I am curious to know if the system for receiving goods purchased online has improved since I was last there. It used to be that both Royal Mail and Couriers would attempt to deliver parcels to your home address, which is not much good if you are at work. It was then a royal hassle trying to sort out collection at a collection depot that is open inconvenient hours.

In Norway all parcels gets sent straight to the local post office without any attempt to deliver to your home address. The post offices are mostly in stores that open late, and the tracking and receipt of packages is all done on an iphone app.

How do people do it in UK now? Is the default option to have the parcels sent to your workplace? If walking to work that is not particularly convenient, especially if it is a 30kg amplifier.
 
Collect plus do a drop off and collect from service - there are a few 'corner' shops near me that offer this. Many of the more up market couriers have drop off points too.
I have my local post office as a collection point for some orders, ie from amazon.
I imagine there are many more similar options...
 
Collect plus do a drop off and collect from service - there are a few 'corner' shops near me that offer this. Many of the more up market couriers have drop off points too.
I have my local post office as a collection point for some orders, ie from amazon.
I imagine there are many more similar options...

Thanks, so you specify the address of the collection point as the delivery address?
Would you trust them for something expensive?

The nice thing about the norwegian system is that you always specify your home address as the delivery addess and it automatically gets routed to the closest post office.
 
The default delivery option is not my workplace. Ordering on eBay I use Argos, open from 8.00 to 22.00. Ordering from Hifi shops, use different couriers that can have various different options including “safe place” or neighbour or a shop.

#### Short exercise 1:
Rewrite the paragraph beginning "In Norway all parcels" from the parcel delivery discussion more briefly, keeping its main facts.
#### Short exercise 2:
Return the passage of the parcel delivery discussion from "The default delivery" up to and including "neighbour or a shop.", copied word for word.

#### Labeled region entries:
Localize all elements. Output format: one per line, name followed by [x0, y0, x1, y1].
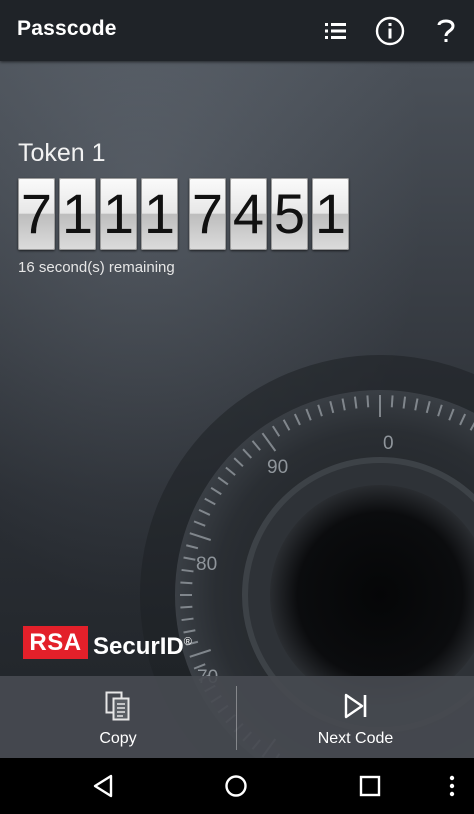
page-title: Passcode [17, 17, 117, 40]
back-icon[interactable] [85, 768, 121, 804]
rsa-logo: RSA [23, 626, 88, 659]
passcode-digit: 4 [230, 178, 267, 250]
help-icon[interactable] [428, 13, 464, 49]
next-code-label: Next Code [317, 730, 394, 747]
token-name: Token 1 [18, 139, 106, 167]
time-remaining-text: 16 second(s) remaining [18, 259, 175, 276]
passcode-digit: 7 [189, 178, 226, 250]
overflow-menu-icon[interactable] [434, 768, 470, 804]
bottom-action-bar: Copy Next Code [0, 676, 474, 758]
passcode-digit: 1 [141, 178, 178, 250]
copy-button[interactable]: Copy [0, 676, 236, 758]
passcode-digit: 5 [271, 178, 308, 250]
home-icon[interactable] [218, 768, 254, 804]
passcode-digit: 1 [312, 178, 349, 250]
passcode-screen: 0 90 80 70 Passcode [0, 0, 474, 814]
list-icon[interactable] [318, 13, 354, 49]
copy-label: Copy [99, 730, 137, 747]
trademark-mark: ® [183, 636, 192, 648]
info-icon[interactable] [372, 13, 408, 49]
securid-wordmark: SecurID [93, 633, 184, 660]
system-nav-bar [0, 758, 474, 814]
passcode-digit: 7 [18, 178, 55, 250]
recents-icon[interactable] [352, 768, 388, 804]
copy-icon [105, 691, 131, 721]
next-code-button[interactable]: Next Code [237, 676, 474, 758]
app-bar: Passcode [0, 0, 474, 61]
skip-next-icon [343, 691, 369, 721]
securid-logo: SecurID® [93, 627, 192, 662]
passcode-digit: 1 [100, 178, 137, 250]
passcode-digit: 1 [59, 178, 96, 250]
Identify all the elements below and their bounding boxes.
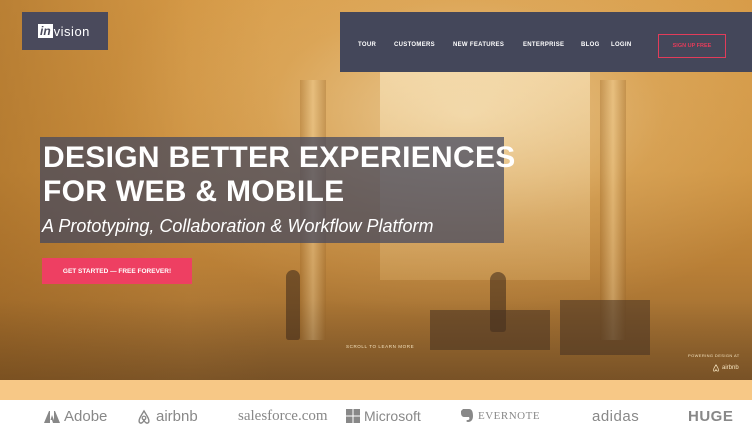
nav-login[interactable]: LOGIN bbox=[611, 42, 632, 48]
microsoft-icon bbox=[346, 409, 360, 423]
nav-new-features[interactable]: NEW FEATURES bbox=[453, 42, 504, 48]
hero-person bbox=[286, 270, 300, 340]
brand-logo[interactable]: in vision bbox=[22, 12, 108, 50]
client-evernote-label: EVERNOTE bbox=[478, 409, 541, 422]
powered-brand-label: airbnb bbox=[722, 365, 739, 371]
scroll-hint[interactable]: SCROLL TO LEARN MORE bbox=[346, 344, 414, 349]
signup-button[interactable]: SIGN UP FREE bbox=[658, 34, 726, 58]
evernote-icon bbox=[461, 409, 473, 422]
top-nav: TOUR CUSTOMERS NEW FEATURES ENTERPRISE B… bbox=[340, 12, 752, 72]
nav-customers[interactable]: CUSTOMERS bbox=[394, 42, 435, 48]
hero-headline: DESIGN BETTER EXPERIENCES FOR WEB & MOBI… bbox=[43, 141, 516, 209]
powered-by-brand: airbnb bbox=[712, 364, 739, 372]
client-huge: HUGE bbox=[688, 408, 733, 425]
client-adobe: Adobe bbox=[44, 408, 107, 425]
hero-desk bbox=[430, 310, 550, 350]
headline-line-2: FOR WEB & MOBILE bbox=[43, 175, 345, 208]
client-adidas-label: adidas bbox=[592, 408, 640, 425]
client-evernote: EVERNOTE bbox=[460, 408, 540, 423]
client-airbnb-label: airbnb bbox=[156, 408, 198, 425]
logo-mark: in bbox=[38, 24, 53, 38]
airbnb-icon bbox=[713, 364, 719, 372]
client-salesforce-label: salesforce.com bbox=[238, 408, 328, 424]
powered-by-label: POWERING DESIGN AT bbox=[688, 353, 740, 358]
nav-tour[interactable]: TOUR bbox=[358, 42, 376, 48]
logo-wordmark: vision bbox=[53, 23, 90, 39]
client-airbnb: airbnb bbox=[136, 408, 198, 425]
nav-blog[interactable]: BLOG bbox=[581, 42, 600, 48]
get-started-button[interactable]: GET STARTED — FREE FOREVER! bbox=[42, 258, 192, 284]
client-microsoft: Microsoft bbox=[346, 408, 421, 424]
headline-line-1: DESIGN BETTER EXPERIENCES bbox=[43, 141, 516, 174]
airbnb-icon bbox=[138, 409, 150, 424]
hero-desk bbox=[560, 300, 650, 355]
client-microsoft-label: Microsoft bbox=[364, 408, 421, 424]
nav-enterprise[interactable]: ENTERPRISE bbox=[523, 42, 564, 48]
client-salesforce: salesforce.com bbox=[238, 408, 328, 425]
client-adobe-label: Adobe bbox=[64, 408, 108, 425]
clients-stripe bbox=[0, 380, 752, 400]
adobe-icon bbox=[44, 410, 60, 423]
hero-subline: A Prototyping, Collaboration & Workflow … bbox=[42, 216, 434, 236]
client-adidas: adidas bbox=[592, 408, 639, 425]
client-huge-label: HUGE bbox=[688, 408, 734, 425]
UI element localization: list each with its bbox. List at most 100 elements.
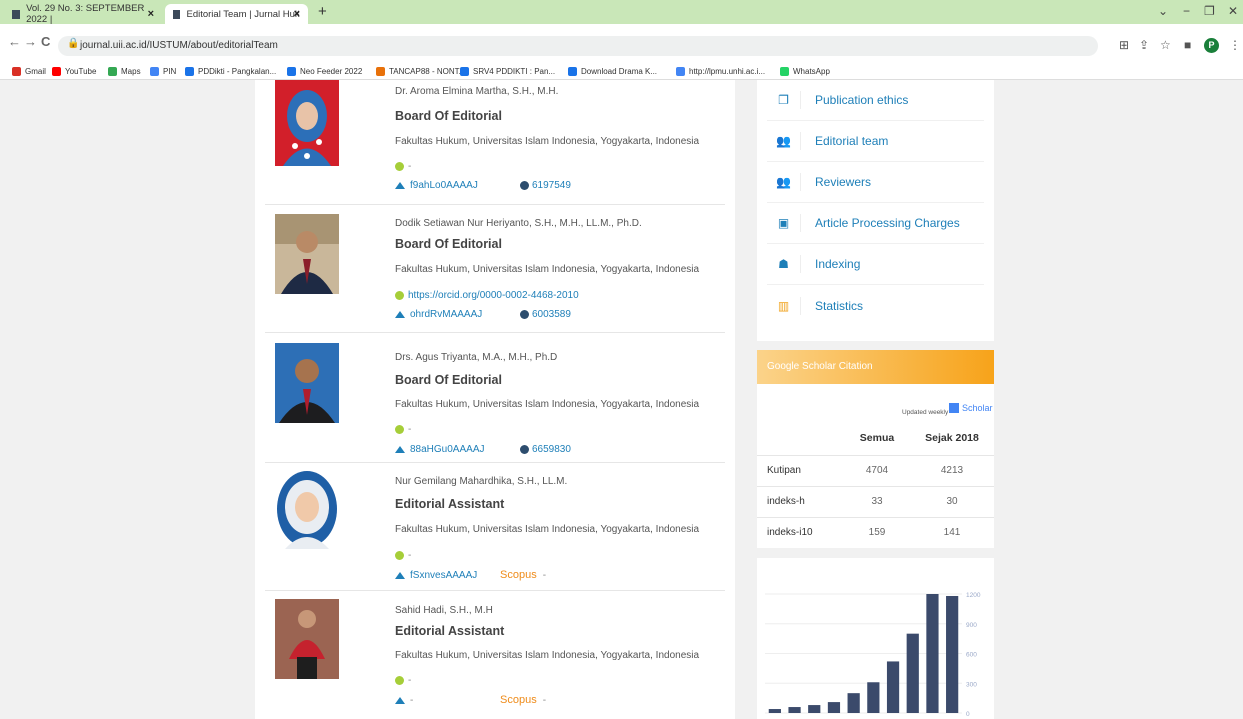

#### Reply 1:
In Norway, parcels go directly to the local post office with no attempt at home delivery. Most post offices are in late-opening stores, and package tracking and receipt are handled through an iPhone app.

#### Reply 2:
The default delivery option is not my workplace. Ordering on eBay I use Argos, open from 8.00 to 22.00. Ordering from Hifi shops, use different couriers that can have various different options including “safe place” or neighbour or a shop.